WHAT YOU NEED TO DO »
List each line in which the string "chevron" appears.

(Items from a data source)
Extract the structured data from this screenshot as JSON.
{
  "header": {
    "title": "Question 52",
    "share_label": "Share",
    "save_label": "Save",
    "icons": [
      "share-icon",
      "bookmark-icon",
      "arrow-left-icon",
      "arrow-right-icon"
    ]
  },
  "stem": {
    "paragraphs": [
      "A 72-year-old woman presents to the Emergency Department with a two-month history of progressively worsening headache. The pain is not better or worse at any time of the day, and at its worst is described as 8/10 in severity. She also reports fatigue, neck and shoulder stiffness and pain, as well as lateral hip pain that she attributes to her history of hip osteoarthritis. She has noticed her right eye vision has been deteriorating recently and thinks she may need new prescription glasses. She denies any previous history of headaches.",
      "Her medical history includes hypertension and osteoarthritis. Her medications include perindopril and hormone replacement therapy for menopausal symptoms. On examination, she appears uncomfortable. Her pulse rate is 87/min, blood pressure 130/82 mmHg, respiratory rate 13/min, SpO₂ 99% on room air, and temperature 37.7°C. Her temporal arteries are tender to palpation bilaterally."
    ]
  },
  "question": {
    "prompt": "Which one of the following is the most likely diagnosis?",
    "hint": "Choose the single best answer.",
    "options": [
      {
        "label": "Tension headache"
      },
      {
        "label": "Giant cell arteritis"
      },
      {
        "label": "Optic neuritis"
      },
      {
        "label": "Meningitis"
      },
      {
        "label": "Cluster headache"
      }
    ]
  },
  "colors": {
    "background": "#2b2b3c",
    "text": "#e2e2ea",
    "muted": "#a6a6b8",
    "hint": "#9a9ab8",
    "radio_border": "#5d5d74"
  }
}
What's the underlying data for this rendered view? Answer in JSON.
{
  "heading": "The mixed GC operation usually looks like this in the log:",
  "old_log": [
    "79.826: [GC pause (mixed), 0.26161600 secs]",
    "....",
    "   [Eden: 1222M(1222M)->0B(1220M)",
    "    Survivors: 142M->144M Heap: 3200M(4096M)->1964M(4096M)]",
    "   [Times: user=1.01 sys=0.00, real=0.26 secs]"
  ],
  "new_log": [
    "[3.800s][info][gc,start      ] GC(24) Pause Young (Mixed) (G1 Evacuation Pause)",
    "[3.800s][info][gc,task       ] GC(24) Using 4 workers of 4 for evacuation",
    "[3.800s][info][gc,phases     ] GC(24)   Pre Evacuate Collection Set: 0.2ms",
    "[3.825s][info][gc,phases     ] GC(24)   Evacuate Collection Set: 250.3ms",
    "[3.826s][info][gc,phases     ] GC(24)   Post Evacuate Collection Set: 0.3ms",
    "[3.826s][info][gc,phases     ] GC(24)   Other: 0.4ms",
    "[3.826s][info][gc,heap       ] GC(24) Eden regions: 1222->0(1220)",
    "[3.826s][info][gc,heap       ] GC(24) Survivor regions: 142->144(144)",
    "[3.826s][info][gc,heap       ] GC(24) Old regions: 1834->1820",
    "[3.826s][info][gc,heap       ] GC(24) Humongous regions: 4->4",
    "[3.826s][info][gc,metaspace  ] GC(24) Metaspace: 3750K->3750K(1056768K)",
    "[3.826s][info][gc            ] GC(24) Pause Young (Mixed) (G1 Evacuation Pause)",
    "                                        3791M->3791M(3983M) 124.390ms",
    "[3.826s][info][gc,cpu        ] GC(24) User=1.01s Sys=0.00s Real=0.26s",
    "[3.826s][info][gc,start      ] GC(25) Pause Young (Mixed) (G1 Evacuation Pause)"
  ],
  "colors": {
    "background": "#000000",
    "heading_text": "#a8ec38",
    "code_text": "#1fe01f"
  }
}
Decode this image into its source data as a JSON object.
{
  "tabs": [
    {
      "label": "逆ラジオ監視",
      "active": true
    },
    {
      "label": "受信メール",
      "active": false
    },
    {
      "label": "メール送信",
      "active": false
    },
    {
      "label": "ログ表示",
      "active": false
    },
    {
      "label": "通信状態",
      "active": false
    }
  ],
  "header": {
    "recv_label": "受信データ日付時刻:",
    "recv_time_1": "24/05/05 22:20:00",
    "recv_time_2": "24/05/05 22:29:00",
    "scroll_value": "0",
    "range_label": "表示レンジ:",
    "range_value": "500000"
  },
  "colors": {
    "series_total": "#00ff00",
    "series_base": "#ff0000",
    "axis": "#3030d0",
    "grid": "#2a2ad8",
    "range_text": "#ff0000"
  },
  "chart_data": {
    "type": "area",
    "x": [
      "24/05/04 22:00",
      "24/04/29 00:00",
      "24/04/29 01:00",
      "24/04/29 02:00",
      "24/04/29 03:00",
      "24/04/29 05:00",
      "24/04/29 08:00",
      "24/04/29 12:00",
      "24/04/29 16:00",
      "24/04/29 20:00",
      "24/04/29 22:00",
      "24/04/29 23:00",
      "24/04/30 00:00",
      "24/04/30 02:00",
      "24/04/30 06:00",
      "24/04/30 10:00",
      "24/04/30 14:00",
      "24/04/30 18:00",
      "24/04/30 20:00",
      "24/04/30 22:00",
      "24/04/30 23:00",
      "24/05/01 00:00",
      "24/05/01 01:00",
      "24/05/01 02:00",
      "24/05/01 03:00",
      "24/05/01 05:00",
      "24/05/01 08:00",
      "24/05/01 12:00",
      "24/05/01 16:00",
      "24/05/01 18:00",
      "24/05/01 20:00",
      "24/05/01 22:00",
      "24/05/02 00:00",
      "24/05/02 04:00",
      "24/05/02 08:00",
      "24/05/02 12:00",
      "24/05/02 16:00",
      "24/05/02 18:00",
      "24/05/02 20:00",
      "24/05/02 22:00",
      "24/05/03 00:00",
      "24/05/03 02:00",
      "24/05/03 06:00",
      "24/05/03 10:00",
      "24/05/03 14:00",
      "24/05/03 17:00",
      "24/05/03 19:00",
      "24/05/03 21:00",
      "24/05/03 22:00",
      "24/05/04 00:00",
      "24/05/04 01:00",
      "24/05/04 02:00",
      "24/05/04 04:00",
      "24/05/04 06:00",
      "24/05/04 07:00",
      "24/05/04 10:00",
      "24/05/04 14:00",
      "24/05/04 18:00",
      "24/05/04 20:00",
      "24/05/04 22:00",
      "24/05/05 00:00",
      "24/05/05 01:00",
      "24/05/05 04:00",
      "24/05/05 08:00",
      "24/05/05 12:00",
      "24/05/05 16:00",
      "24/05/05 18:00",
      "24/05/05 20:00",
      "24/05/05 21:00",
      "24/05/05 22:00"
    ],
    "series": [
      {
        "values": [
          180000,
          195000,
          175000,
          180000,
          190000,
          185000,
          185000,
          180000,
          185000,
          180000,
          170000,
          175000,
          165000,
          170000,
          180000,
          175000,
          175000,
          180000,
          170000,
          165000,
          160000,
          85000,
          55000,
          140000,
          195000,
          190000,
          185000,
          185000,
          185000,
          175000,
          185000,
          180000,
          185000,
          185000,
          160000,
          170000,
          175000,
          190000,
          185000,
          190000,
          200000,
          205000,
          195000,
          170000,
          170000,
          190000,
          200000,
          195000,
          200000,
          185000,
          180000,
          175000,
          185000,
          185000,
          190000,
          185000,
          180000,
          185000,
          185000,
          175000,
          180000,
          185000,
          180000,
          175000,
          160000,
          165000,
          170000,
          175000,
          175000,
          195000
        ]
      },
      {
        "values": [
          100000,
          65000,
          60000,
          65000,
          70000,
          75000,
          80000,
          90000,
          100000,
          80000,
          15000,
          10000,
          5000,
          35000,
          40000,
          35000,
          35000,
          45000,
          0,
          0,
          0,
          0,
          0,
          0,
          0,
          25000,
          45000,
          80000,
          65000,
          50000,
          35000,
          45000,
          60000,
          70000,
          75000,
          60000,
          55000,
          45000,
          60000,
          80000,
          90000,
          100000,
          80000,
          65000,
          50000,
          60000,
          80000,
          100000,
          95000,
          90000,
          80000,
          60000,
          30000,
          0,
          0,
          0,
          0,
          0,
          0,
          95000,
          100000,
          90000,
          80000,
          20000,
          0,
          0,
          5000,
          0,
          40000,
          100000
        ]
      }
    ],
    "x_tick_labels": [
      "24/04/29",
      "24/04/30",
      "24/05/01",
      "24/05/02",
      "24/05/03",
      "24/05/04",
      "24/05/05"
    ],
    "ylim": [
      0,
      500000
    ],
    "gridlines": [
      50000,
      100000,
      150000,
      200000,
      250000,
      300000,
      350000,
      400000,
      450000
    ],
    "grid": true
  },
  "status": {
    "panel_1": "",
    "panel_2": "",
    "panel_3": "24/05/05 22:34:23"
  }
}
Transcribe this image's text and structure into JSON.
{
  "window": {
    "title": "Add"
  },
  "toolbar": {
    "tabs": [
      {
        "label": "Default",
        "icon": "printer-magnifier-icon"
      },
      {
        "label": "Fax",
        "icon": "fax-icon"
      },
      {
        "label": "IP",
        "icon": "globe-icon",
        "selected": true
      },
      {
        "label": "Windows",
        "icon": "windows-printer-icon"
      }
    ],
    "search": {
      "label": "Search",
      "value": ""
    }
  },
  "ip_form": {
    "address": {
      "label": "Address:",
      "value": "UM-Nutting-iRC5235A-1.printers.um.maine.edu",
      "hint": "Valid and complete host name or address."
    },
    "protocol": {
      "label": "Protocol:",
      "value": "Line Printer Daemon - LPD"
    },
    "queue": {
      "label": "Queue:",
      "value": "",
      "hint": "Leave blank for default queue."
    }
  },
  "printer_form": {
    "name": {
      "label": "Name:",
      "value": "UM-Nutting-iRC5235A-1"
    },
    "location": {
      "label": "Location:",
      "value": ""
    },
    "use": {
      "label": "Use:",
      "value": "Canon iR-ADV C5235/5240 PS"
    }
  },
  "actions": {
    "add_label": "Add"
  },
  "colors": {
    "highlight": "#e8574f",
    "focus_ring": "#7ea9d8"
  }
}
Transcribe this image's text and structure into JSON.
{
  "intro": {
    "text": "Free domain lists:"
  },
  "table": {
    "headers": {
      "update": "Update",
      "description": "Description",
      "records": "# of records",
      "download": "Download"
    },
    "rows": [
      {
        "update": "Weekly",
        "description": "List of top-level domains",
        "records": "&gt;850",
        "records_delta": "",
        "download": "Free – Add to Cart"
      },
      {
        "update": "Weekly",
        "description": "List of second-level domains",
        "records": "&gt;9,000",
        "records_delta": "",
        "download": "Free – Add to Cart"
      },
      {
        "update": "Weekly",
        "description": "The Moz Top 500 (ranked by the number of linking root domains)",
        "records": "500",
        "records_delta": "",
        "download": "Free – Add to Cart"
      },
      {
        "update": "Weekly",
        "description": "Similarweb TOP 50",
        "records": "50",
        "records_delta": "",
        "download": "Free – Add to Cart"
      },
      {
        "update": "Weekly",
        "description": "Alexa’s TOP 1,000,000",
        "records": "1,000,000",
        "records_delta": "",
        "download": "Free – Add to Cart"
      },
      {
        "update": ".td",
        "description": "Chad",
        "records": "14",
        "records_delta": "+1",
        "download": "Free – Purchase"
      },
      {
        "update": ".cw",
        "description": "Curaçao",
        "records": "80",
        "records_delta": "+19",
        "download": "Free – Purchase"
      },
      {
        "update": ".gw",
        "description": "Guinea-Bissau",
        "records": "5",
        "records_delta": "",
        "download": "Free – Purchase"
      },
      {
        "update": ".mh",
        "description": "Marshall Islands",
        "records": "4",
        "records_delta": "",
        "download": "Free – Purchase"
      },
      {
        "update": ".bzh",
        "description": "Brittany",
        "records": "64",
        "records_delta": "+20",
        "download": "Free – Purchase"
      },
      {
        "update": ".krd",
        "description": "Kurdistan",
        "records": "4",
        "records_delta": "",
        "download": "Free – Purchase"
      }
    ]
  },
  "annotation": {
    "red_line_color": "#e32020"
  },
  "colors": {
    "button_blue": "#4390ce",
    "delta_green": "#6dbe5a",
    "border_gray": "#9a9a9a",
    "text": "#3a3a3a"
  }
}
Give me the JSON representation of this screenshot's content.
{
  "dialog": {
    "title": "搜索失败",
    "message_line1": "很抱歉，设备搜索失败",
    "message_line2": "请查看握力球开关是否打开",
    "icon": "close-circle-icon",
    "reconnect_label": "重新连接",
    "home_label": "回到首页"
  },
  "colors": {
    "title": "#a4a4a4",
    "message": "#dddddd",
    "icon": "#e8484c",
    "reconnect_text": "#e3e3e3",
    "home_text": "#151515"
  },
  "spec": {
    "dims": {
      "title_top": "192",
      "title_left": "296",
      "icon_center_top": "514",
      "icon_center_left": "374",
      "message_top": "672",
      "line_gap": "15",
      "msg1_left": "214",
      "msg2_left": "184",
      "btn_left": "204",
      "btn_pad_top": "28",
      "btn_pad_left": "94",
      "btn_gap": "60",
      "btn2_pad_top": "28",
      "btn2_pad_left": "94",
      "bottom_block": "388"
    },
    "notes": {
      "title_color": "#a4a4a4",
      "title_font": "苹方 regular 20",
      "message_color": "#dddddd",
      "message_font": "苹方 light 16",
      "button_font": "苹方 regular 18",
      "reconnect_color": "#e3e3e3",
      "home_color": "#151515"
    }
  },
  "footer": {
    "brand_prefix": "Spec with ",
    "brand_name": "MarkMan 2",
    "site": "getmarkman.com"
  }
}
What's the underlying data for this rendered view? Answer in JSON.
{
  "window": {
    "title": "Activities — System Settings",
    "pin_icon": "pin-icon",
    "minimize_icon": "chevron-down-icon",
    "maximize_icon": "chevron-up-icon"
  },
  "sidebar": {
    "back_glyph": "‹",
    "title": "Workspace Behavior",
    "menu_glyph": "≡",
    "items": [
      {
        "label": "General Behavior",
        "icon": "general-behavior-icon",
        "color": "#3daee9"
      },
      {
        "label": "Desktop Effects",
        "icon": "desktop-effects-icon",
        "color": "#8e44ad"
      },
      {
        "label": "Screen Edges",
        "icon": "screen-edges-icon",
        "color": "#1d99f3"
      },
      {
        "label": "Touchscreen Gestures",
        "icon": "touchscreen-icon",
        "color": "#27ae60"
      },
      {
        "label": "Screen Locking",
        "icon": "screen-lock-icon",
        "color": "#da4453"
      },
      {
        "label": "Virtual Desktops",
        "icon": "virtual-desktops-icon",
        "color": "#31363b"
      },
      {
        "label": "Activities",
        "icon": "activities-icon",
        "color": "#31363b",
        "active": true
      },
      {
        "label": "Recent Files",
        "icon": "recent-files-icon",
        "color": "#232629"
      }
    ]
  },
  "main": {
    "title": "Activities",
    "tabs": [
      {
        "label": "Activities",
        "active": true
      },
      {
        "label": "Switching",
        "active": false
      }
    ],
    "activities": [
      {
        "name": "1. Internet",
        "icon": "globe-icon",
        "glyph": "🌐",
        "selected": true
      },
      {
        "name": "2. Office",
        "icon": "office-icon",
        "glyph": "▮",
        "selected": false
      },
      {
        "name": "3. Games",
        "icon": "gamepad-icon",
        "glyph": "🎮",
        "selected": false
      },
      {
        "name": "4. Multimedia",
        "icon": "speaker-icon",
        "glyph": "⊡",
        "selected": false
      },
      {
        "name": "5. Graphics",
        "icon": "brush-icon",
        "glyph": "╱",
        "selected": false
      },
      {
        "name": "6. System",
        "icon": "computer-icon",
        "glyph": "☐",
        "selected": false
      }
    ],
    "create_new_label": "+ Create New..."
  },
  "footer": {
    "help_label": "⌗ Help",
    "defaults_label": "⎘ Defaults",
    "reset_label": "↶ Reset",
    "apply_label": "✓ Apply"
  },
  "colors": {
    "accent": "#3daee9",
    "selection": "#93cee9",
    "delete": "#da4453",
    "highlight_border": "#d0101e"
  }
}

REPLY »
    "minimize_icon": "chevron-down-icon",
    "maximize_icon": "chevron-up-icon"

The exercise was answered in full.